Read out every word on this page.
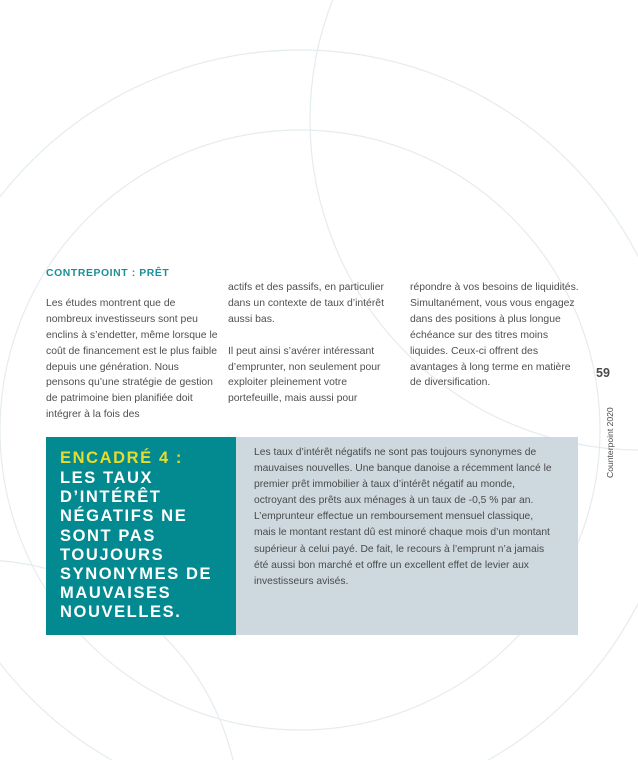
CONTREPOINT : PRÊT

Les études montrent que de nombreux investisseurs sont peu enclins à s’endetter, même lorsque le coût de financement est le plus faible depuis une génération. Nous pensons qu’une stratégie de gestion de patrimoine bien planifiée doit intégrer à la fois des

actifs et des passifs, en particulier dans un contexte de taux d’intérêt aussi bas.

Il peut ainsi s’avérer intéressant d’emprunter, non seulement pour exploiter pleinement votre portefeuille, mais aussi pour

répondre à vos besoins de liquidités. Simultanément, vous vous engagez dans des positions à plus longue échéance sur des titres moins liquides. Ceux-ci offrent des avantages à long terme en matière de diversification.

59
Counterpoint 2020

ENCADRÉ 4 :

LES TAUX D’INTÉRÊT NÉGATIFS NE SONT PAS TOUJOURS SYNONYMES DE MAUVAISES NOUVELLES.

Les taux d’intérêt négatifs ne sont pas toujours synonymes de mauvaises nouvelles. Une banque danoise a récemment lancé le premier prêt immobilier à taux d’intérêt négatif au monde, octroyant des prêts aux ménages à un taux de -0,5 % par an. L’emprunteur effectue un remboursement mensuel classique, mais le montant restant dû est minoré chaque mois d’un montant supérieur à celui payé. De fait, le recours à l’emprunt n’a jamais été aussi bon marché et offre un excellent effet de levier aux investisseurs avisés.
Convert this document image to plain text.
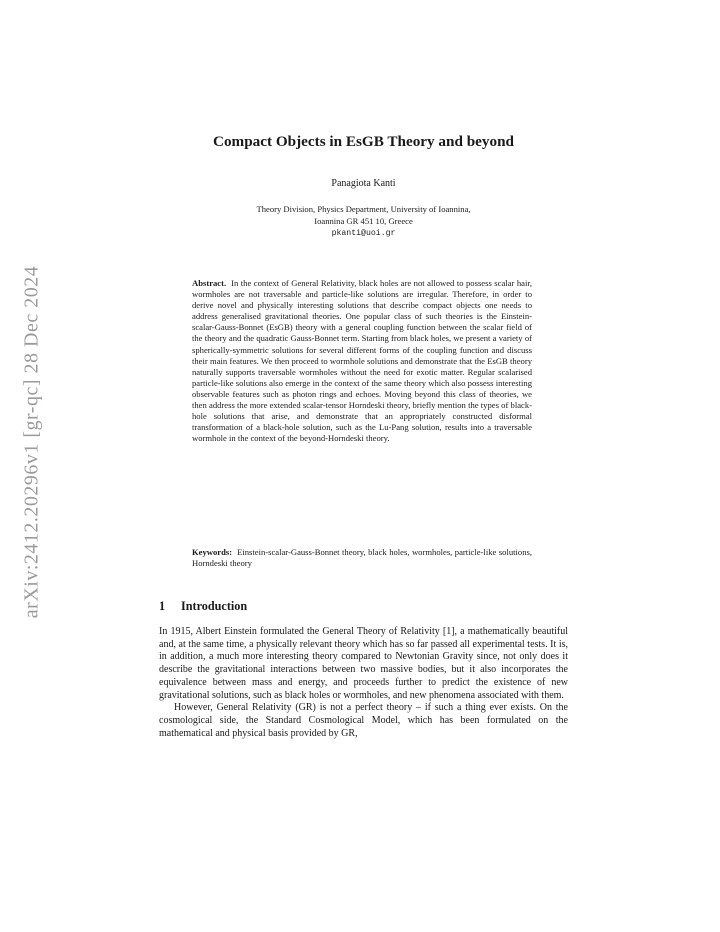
arXiv:2412.20296v1 [gr-qc] 28 Dec 2024
Compact Objects in EsGB Theory and beyond
Panagiota Kanti
Theory Division, Physics Department, University of Ioannina,
Ioannina GR 451 10, Greece
pkanti@uoi.gr

Abstract. In the context of General Relativity, black holes are not allowed to possess scalar hair, wormholes are not traversable and particle-like solutions are irregular. Therefore, in order to derive novel and physically interesting solutions that describe compact objects one needs to address generalised gravitational theories. One popular class of such theories is the Einstein-scalar-Gauss-Bonnet (EsGB) theory with a general coupling function between the scalar field of the theory and the quadratic Gauss-Bonnet term. Starting from black holes, we present a variety of spherically-symmetric solutions for several different forms of the coupling function and discuss their main features. We then proceed to wormhole solutions and demonstrate that the EsGB theory naturally supports traversable wormholes without the need for exotic matter. Regular scalarised particle-like solutions also emerge in the context of the same theory which also possess interesting observable features such as photon rings and echoes. Moving beyond this class of theories, we then address the more extended scalar-tensor Horndeski theory, briefly mention the types of black-hole solutions that arise, and demonstrate that an appropriately constructed disformal transformation of a black-hole solution, such as the Lu-Pang solution, results into a traversable wormhole in the context of the beyond-Horndeski theory.

Keywords: Einstein-scalar-Gauss-Bonnet theory, black holes, wormholes, particle-like solutions, Horndeski theory

1 Introduction

In 1915, Albert Einstein formulated the General Theory of Relativity [1], a mathematically beautiful and, at the same time, a physically relevant theory which has so far passed all experimental tests. It is, in addition, a much more interesting theory compared to Newtonian Gravity since, not only does it describe the gravitational interactions between two massive bodies, but it also incorporates the equivalence between mass and energy, and proceeds further to predict the existence of new gravitational solutions, such as black holes or wormholes, and new phenomena associated with them.

However, General Relativity (GR) is not a perfect theory – if such a thing ever exists. On the cosmological side, the Standard Cosmological Model, which has been formulated on the mathematical and physical basis provided by GR,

**Exercise aim**
Each line in the records above should be reproduced exactly; images are not copied.

**Finished exercise**
Read out every word on this page.
CONTREPOINT : PRÊT

Les études montrent que de nombreux investisseurs sont peu enclins à s’endetter, même lorsque le coût de financement est le plus faible depuis une génération. Nous pensons qu’une stratégie de gestion de patrimoine bien planifiée doit intégrer à la fois des

actifs et des passifs, en particulier dans un contexte de taux d’intérêt aussi bas.

Il peut ainsi s’avérer intéressant d’emprunter, non seulement pour exploiter pleinement votre portefeuille, mais aussi pour

répondre à vos besoins de liquidités. Simultanément, vous vous engagez dans des positions à plus longue échéance sur des titres moins liquides. Ceux-ci offrent des avantages à long terme en matière de diversification.

59
Counterpoint 2020

ENCADRÉ 4 :

LES TAUX D’INTÉRÊT NÉGATIFS NE SONT PAS TOUJOURS SYNONYMES DE MAUVAISES NOUVELLES.

Les taux d’intérêt négatifs ne sont pas toujours synonymes de mauvaises nouvelles. Une banque danoise a récemment lancé le premier prêt immobilier à taux d’intérêt négatif au monde, octroyant des prêts aux ménages à un taux de -0,5 % par an. L’emprunteur effectue un remboursement mensuel classique, mais le montant restant dû est minoré chaque mois d’un montant supérieur à celui payé. De fait, le recours à l’emprunt n’a jamais été aussi bon marché et offre un excellent effet de levier aux investisseurs avisés.
Convert this document image to plain text.
arXiv:2412.20296v1 [gr-qc] 28 Dec 2024
Compact Objects in EsGB Theory and beyond
Panagiota Kanti
Theory Division, Physics Department, University of Ioannina,
Ioannina GR 451 10, Greece
pkanti@uoi.gr

Abstract. In the context of General Relativity, black holes are not allowed to possess scalar hair, wormholes are not traversable and particle-like solutions are irregular. Therefore, in order to derive novel and physically interesting solutions that describe compact objects one needs to address generalised gravitational theories. One popular class of such theories is the Einstein-scalar-Gauss-Bonnet (EsGB) theory with a general coupling function between the scalar field of the theory and the quadratic Gauss-Bonnet term. Starting from black holes, we present a variety of spherically-symmetric solutions for several different forms of the coupling function and discuss their main features. We then proceed to wormhole solutions and demonstrate that the EsGB theory naturally supports traversable wormholes without the need for exotic matter. Regular scalarised particle-like solutions also emerge in the context of the same theory which also possess interesting observable features such as photon rings and echoes. Moving beyond this class of theories, we then address the more extended scalar-tensor Horndeski theory, briefly mention the types of black-hole solutions that arise, and demonstrate that an appropriately constructed disformal transformation of a black-hole solution, such as the Lu-Pang solution, results into a traversable wormhole in the context of the beyond-Horndeski theory.

Keywords: Einstein-scalar-Gauss-Bonnet theory, black holes, wormholes, particle-like solutions, Horndeski theory

1 Introduction

In 1915, Albert Einstein formulated the General Theory of Relativity [1], a mathematically beautiful and, at the same time, a physically relevant theory which has so far passed all experimental tests. It is, in addition, a much more interesting theory compared to Newtonian Gravity since, not only does it describe the gravitational interactions between two massive bodies, but it also incorporates the equivalence between mass and energy, and proceeds further to predict the existence of new gravitational solutions, such as black holes or wormholes, and new phenomena associated with them.

However, General Relativity (GR) is not a perfect theory – if such a thing ever exists. On the cosmological side, the Standard Cosmological Model, which has been formulated on the mathematical and physical basis provided by GR,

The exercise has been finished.